(RECORDS TO PROCESS)

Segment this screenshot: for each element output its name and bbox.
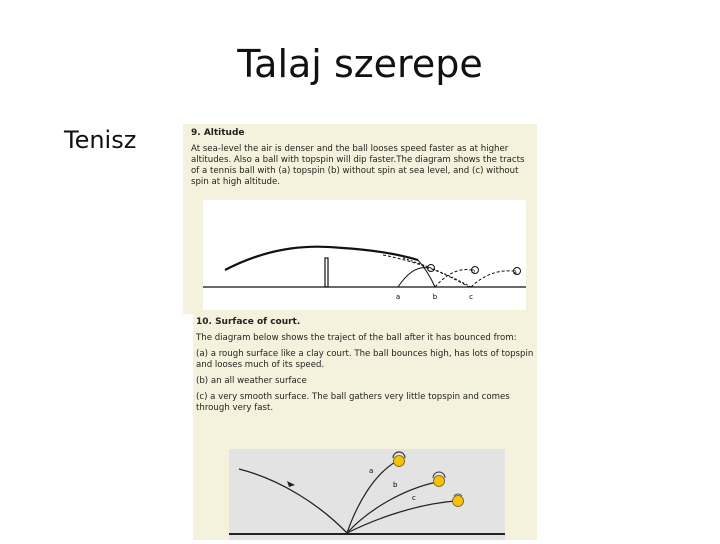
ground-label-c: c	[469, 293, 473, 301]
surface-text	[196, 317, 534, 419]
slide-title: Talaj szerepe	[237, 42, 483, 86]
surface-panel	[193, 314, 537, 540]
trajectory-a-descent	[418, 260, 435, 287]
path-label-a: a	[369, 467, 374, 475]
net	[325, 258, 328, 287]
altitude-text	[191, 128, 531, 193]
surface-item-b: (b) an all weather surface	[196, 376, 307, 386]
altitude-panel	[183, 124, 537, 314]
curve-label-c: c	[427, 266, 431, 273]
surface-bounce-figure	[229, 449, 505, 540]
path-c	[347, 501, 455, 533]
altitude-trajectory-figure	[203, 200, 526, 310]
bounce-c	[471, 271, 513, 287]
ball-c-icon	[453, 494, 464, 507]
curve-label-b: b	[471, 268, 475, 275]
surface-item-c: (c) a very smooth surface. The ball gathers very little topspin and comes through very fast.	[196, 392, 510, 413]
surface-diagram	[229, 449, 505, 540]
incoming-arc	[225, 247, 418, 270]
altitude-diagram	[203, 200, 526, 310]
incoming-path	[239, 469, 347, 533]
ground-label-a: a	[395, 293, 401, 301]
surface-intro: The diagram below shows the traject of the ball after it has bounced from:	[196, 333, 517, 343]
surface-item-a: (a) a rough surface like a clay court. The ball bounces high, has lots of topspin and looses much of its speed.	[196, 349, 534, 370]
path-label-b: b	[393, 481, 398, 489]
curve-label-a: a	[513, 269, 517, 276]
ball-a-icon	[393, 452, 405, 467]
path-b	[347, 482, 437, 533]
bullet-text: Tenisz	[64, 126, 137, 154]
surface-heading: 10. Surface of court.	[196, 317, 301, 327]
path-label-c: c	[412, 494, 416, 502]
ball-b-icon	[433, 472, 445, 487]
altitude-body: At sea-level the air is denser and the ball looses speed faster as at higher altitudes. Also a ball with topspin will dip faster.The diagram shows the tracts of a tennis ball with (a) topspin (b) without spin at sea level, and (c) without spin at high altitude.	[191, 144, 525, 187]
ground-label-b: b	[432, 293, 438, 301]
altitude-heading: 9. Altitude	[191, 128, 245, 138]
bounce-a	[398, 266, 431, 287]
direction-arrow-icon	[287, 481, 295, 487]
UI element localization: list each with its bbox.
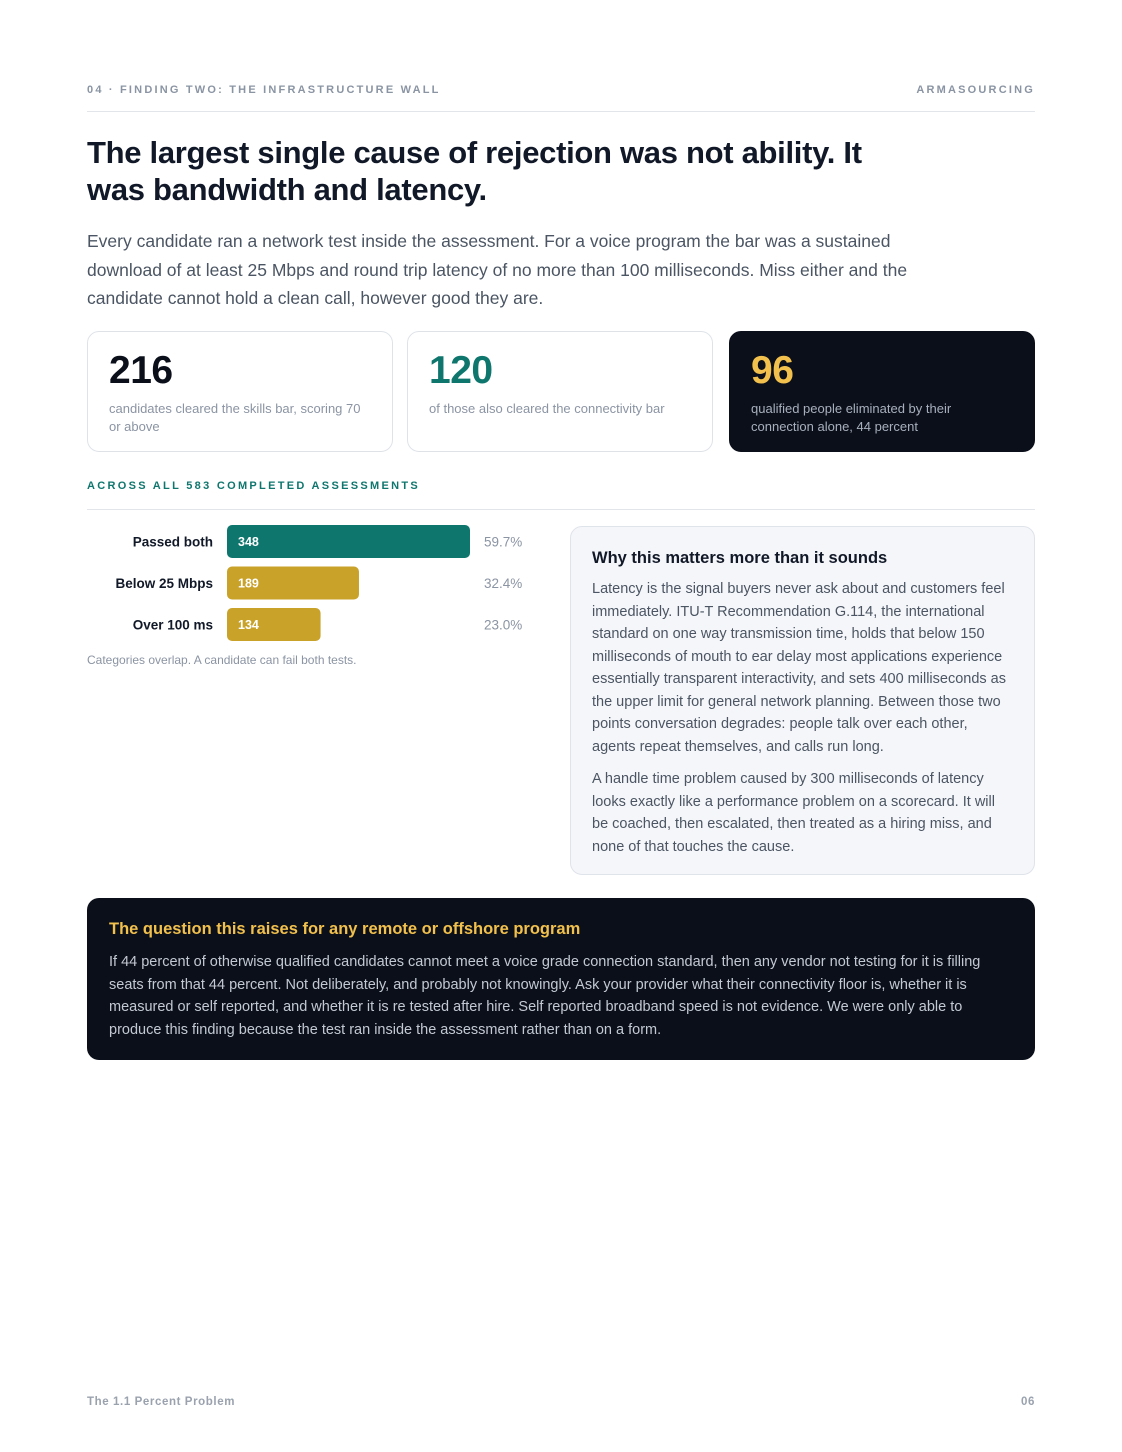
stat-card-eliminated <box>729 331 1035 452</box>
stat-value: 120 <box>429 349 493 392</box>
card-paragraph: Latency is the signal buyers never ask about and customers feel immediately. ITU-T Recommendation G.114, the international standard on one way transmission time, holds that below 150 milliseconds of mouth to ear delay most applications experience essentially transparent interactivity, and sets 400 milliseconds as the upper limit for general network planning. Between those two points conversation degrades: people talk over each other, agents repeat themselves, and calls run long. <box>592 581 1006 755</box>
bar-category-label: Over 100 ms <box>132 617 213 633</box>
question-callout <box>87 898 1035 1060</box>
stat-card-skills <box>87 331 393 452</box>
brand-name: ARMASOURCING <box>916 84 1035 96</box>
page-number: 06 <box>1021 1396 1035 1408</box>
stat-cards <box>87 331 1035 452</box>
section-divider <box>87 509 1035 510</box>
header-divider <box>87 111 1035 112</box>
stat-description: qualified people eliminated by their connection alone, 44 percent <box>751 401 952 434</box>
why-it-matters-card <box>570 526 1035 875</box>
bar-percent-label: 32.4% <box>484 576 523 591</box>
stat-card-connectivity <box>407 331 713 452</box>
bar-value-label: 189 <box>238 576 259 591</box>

(WORK REQUIRED) Please arrange every line of the material above as a JSON list of strings, one string per line, omitting blank lines and the picture placeholders.

(SOLUTION TO THE PROBLEM)
[
  "Segment this screenshot: for each element output its name and bbox.",
  "ground-label-c: c\t[469, 293, 473, 301]",
  "surface-text\t[196, 317, 534, 419]",
  "slide-title: Talaj szerepe\t[237, 42, 483, 86]",
  "surface-panel\t[193, 314, 537, 540]",
  "trajectory-a-descent\t[418, 260, 435, 287]",
  "path-label-a: a\t[369, 467, 374, 475]",
  "net\t[325, 258, 328, 287]",
  "altitude-text\t[191, 128, 531, 193]",
  "surface-item-b: (b) an all weather surface\t[196, 376, 307, 386]",
  "altitude-panel\t[183, 124, 537, 314]",
  "curve-label-c: c\t[427, 266, 431, 273]",
  "surface-bounce-figure\t[229, 449, 505, 540]",
  "path-c\t[347, 501, 455, 533]",
  "altitude-trajectory-figure\t[203, 200, 526, 310]",
  "bounce-c\t[471, 271, 513, 287]",
  "ball-c-icon\t[453, 494, 464, 507]",
  "curve-label-b: b\t[471, 268, 475, 275]",
  "surface-item-c: (c) a very smooth surface. The ball gathers very little topspin and comes through very fast.\t[196, 392, 510, 413]",
  "surface-diagram\t[229, 449, 505, 540]",
  "incoming-arc\t[225, 247, 418, 270]",
  "altitude-diagram\t[203, 200, 526, 310]",
  "incoming-path\t[239, 469, 347, 533]",
  "ground-label-a: a\t[395, 293, 401, 301]",
  "surface-intro: The diagram below shows the traject of the ball after it has bounced from:\t[196, 333, 517, 343]",
  "surface-item-a: (a) a rough surface like a clay court. The ball bounces high, has lots of topspin and looses much of its speed.\t[196, 349, 534, 370]",
  "path-label-b: b\t[393, 481, 398, 489]",
  "curve-label-a: a\t[513, 269, 517, 276]",
  "ball-a-icon\t[393, 452, 405, 467]",
  "path-b\t[347, 482, 437, 533]",
  "bullet-text: Tenisz\t[64, 126, 137, 154]",
  "surface-heading: 10. Surface of court.\t[196, 317, 301, 327]",
  "path-label-c: c\t[412, 494, 416, 502]",
  "ball-b-icon\t[433, 472, 445, 487]",
  "altitude-body: At sea-level the air is denser and the ball looses speed faster as at higher altitudes. Also a ball with topspin will dip faster.The diagram shows the tracts of a tennis ball with (a) topspin (b) without spin at sea level, and (c) without spin at high altitude.\t[191, 144, 525, 187]",
  "ground-label-b: b\t[432, 293, 438, 301]",
  "altitude-heading: 9. Altitude\t[191, 128, 245, 138]",
  "bounce-a\t[398, 266, 431, 287]",
  "direction-arrow-icon\t[287, 481, 295, 487]",
  "UI element localization: list each with its bbox.",
  "stat-card-eliminated <box>729 331 1035 452</box>",
  "stat-value: 120 <box>429 349 493 392</box>",
  "card-paragraph: Latency is the signal buyers never ask about and customers feel immediately. ITU-T Recommendation G.114, the international standard on one way transmission time, holds that below 150 milliseconds of mouth to ear delay most applications experience essentially transparent interactivity, and sets 400 milliseconds as the upper limit for general network planning. Between those two points conversation degrades: people talk over each other, agents repeat themselves, and calls run long. <box>592 581 1006 755</box>",
  "bar-category-label: Over 100 ms <box>132 617 213 633</box>",
  "question-callout <box>87 898 1035 1060</box>",
  "stat-card-skills <box>87 331 393 452</box>",
  "brand-name: ARMASOURCING <box>916 84 1035 96</box>",
  "page-number: 06 <box>1021 1396 1035 1408</box>",
  "stat-cards <box>87 331 1035 452</box>",
  "section-divider <box>87 509 1035 510</box>",
  "header-divider <box>87 111 1035 112</box>",
  "stat-description: qualified people eliminated by their connection alone, 44 percent <box>751 401 952 434</box>",
  "why-it-matters-card <box>570 526 1035 875</box>",
  "bar-percent-label: 32.4% <box>484 576 523 591</box>",
  "stat-card-connectivity <box>407 331 713 452</box>",
  "bar-value-label: 189 <box>238 576 259 591</box>"
]